● INSTRUCTION A: Rewrite the paragraph of the order below that begins "(Arising out of order dated" as one shorter sentence, keeping its main facts.

● TEXT PROVIDED:

......

Madhya Pradesh

StateCommission

FA/13/997

MAHINDRA & MAHINDRA - Complainant(s)

Versus

SMT.SHIVANI - Opp.Party(s)

SH. R.B. TIWARI

04 Aug 2017

ORDER

M. P. STATE  CONSUMER  DISPUTES  REDRESSAL  COMMISSION,                         

                             PLOT NO.76, ARERA HILLS, BHOPAL

 

                                 FIRST APPEAL NO. 997 OF 2013

(Arising out of order dated 30.03.2013 passed in C.C.No.1143/2009 by District Forum, Indore)

 

MANAGING DIRECTOR,

MAHINDRA & MAHINDRA LIMITED,

GATEWAY BUILDING, APPOLLO BANDAR,

MUMBAI & ONE ANOTHER.                                                         ….        APPELLANTS.

 

Versus

 

1. SMT. SHIVANI,

    W/O SHRI DR. OM PRAKASH TAWANI,

    R/O 115, SANGHI STREET,

    MHOW DISTRICT-INDORE (M.P.)

 

2. MANAGING DIRECTOR,

    PATWA AUTOMOTIVES PVT. LTD.

......

● STORED RECORDS:
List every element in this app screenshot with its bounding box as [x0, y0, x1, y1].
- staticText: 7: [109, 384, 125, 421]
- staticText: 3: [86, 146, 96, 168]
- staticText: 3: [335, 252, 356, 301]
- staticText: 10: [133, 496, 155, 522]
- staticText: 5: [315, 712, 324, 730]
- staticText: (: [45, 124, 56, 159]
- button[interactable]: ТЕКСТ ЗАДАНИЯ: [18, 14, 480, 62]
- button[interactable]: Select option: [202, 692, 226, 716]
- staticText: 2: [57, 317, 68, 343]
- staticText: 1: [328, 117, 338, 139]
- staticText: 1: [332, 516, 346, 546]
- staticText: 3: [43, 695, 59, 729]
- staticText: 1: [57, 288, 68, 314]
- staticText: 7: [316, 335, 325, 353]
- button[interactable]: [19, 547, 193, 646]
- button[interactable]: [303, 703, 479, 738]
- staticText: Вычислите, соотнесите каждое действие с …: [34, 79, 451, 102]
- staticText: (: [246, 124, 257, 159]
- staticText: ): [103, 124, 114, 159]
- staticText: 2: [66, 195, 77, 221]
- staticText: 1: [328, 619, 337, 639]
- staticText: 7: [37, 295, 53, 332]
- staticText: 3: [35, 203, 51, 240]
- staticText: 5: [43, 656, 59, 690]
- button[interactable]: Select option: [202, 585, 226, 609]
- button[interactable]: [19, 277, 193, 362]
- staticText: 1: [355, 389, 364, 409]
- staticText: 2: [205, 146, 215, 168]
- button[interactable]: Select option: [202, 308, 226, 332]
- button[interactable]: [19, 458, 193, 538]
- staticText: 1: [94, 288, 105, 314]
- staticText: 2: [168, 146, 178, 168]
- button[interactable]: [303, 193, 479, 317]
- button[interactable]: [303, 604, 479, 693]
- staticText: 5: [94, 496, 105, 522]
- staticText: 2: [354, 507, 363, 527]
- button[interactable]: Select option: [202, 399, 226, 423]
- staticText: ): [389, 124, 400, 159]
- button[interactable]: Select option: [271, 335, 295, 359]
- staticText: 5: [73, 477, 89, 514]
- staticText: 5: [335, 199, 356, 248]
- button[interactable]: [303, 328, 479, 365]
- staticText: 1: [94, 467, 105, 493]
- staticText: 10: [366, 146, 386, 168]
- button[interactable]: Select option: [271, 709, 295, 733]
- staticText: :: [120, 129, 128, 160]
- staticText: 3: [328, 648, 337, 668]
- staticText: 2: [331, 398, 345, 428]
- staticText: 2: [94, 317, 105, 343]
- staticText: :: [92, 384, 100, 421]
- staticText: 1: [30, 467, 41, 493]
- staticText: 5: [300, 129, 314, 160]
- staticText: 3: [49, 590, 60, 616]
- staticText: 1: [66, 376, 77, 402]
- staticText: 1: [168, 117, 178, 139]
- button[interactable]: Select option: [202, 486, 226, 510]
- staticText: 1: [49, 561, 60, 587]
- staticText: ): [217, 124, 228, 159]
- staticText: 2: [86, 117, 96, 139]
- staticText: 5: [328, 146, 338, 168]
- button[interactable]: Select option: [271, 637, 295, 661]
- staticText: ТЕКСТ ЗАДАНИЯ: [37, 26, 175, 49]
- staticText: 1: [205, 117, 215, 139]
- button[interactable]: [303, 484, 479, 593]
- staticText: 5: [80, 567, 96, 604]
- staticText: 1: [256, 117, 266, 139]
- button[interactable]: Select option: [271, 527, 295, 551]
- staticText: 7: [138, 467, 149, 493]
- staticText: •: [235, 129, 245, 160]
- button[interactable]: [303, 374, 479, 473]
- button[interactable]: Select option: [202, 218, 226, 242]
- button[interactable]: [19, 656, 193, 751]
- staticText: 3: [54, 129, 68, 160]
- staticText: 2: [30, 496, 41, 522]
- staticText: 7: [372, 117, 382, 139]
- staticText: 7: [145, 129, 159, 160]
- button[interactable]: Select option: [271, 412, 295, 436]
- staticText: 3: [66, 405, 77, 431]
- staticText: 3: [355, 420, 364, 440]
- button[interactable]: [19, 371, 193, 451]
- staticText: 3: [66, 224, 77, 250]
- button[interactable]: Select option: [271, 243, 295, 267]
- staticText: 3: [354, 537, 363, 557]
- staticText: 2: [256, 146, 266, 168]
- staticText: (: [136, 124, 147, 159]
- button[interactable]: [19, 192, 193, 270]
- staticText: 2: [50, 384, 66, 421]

......

● INSTRUCTION B: Print the entries from their first line up to and including the line with "- staticText: 2: [57, 317, 68, 343]".

● TASK OUTPUT A: The appeal challenges the District Forum, Indore's order of 30.03.2013 in C.C.No.1143/2009.

● TASK OUTPUT B:
List every element in this app screenshot with its bounding box as [x0, y0, x1, y1].
- staticText: 7: [109, 384, 125, 421]
- staticText: 3: [86, 146, 96, 168]
- staticText: 3: [335, 252, 356, 301]
- staticText: 10: [133, 496, 155, 522]
- staticText: 5: [315, 712, 324, 730]
- staticText: (: [45, 124, 56, 159]
- button[interactable]: ТЕКСТ ЗАДАНИЯ: [18, 14, 480, 62]
- button[interactable]: Select option: [202, 692, 226, 716]
- staticText: 2: [57, 317, 68, 343]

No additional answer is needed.